(Dataset records)

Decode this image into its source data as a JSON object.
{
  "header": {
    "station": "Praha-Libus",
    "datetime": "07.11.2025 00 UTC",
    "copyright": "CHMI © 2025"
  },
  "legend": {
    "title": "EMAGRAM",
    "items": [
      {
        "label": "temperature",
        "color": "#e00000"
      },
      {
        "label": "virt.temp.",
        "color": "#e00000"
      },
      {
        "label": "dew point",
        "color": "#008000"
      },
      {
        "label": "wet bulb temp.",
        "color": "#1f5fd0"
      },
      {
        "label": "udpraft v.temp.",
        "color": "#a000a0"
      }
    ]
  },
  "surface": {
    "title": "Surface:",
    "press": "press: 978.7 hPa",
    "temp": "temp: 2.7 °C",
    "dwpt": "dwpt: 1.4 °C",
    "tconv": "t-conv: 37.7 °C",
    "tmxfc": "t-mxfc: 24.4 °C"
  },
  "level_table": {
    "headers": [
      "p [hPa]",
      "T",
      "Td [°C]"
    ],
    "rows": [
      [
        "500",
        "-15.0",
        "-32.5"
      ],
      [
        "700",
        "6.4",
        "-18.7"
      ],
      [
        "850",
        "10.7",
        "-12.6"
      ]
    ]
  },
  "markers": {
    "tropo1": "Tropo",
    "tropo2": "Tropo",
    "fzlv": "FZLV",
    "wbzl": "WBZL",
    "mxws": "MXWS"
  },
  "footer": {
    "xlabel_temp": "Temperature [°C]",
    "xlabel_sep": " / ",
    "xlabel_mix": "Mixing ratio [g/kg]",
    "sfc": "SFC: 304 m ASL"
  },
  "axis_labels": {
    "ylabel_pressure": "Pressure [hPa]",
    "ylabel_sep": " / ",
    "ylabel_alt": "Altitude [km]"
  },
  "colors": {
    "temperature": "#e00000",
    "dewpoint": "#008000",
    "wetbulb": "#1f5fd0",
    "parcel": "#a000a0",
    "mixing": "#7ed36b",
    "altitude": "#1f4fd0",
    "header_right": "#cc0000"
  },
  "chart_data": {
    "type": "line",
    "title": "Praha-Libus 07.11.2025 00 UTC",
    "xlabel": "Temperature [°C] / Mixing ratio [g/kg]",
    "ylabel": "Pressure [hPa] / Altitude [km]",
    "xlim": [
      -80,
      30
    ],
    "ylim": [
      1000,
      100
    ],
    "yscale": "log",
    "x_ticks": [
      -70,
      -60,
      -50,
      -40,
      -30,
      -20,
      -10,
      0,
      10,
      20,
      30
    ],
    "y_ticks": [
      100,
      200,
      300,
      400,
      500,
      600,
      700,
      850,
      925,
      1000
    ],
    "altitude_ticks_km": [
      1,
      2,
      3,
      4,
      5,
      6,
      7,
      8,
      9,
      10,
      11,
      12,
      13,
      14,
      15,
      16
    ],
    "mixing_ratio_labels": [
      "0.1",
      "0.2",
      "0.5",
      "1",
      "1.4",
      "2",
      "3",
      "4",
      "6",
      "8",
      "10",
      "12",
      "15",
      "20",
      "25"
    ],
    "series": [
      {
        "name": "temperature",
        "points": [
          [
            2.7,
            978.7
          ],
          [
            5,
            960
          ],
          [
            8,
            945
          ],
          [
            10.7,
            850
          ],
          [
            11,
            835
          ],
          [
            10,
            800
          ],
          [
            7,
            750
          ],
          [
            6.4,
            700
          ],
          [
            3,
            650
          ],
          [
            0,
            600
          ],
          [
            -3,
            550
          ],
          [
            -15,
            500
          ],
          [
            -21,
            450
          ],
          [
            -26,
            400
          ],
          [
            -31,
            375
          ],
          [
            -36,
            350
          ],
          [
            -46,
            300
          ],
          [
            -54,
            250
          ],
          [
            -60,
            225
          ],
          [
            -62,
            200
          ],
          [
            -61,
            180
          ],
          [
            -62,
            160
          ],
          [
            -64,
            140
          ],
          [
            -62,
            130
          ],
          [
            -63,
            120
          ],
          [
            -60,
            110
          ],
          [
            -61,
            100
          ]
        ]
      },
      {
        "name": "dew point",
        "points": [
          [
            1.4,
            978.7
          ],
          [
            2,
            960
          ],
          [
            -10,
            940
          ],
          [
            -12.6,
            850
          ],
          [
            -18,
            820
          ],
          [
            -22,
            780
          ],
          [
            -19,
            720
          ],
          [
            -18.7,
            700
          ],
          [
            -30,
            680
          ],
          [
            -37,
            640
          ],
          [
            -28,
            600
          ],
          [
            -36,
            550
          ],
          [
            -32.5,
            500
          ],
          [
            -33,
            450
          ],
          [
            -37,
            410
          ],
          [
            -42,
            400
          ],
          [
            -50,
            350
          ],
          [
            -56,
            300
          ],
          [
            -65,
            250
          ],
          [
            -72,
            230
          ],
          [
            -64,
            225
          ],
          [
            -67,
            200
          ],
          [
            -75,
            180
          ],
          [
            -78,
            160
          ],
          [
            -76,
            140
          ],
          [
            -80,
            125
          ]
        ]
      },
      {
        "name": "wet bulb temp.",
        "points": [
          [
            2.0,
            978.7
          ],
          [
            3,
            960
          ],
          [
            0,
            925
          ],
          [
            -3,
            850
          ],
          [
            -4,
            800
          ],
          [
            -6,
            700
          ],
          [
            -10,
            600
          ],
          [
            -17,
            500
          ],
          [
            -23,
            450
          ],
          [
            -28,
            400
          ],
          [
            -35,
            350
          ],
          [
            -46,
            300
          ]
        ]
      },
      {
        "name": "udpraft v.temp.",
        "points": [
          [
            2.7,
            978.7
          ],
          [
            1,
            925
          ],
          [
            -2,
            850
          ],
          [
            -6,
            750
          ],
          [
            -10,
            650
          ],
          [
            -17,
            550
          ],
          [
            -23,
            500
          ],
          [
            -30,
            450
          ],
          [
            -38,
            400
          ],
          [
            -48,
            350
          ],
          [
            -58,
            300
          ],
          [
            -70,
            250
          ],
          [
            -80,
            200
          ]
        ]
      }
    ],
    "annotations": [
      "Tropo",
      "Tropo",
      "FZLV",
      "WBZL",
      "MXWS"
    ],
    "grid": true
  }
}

WHAT TO PRODUCE: Copy each line that holds the word "udpraft".

EXERCISE RESULT:
        "label": "udpraft v.temp.",
        "name": "udpraft v.temp.",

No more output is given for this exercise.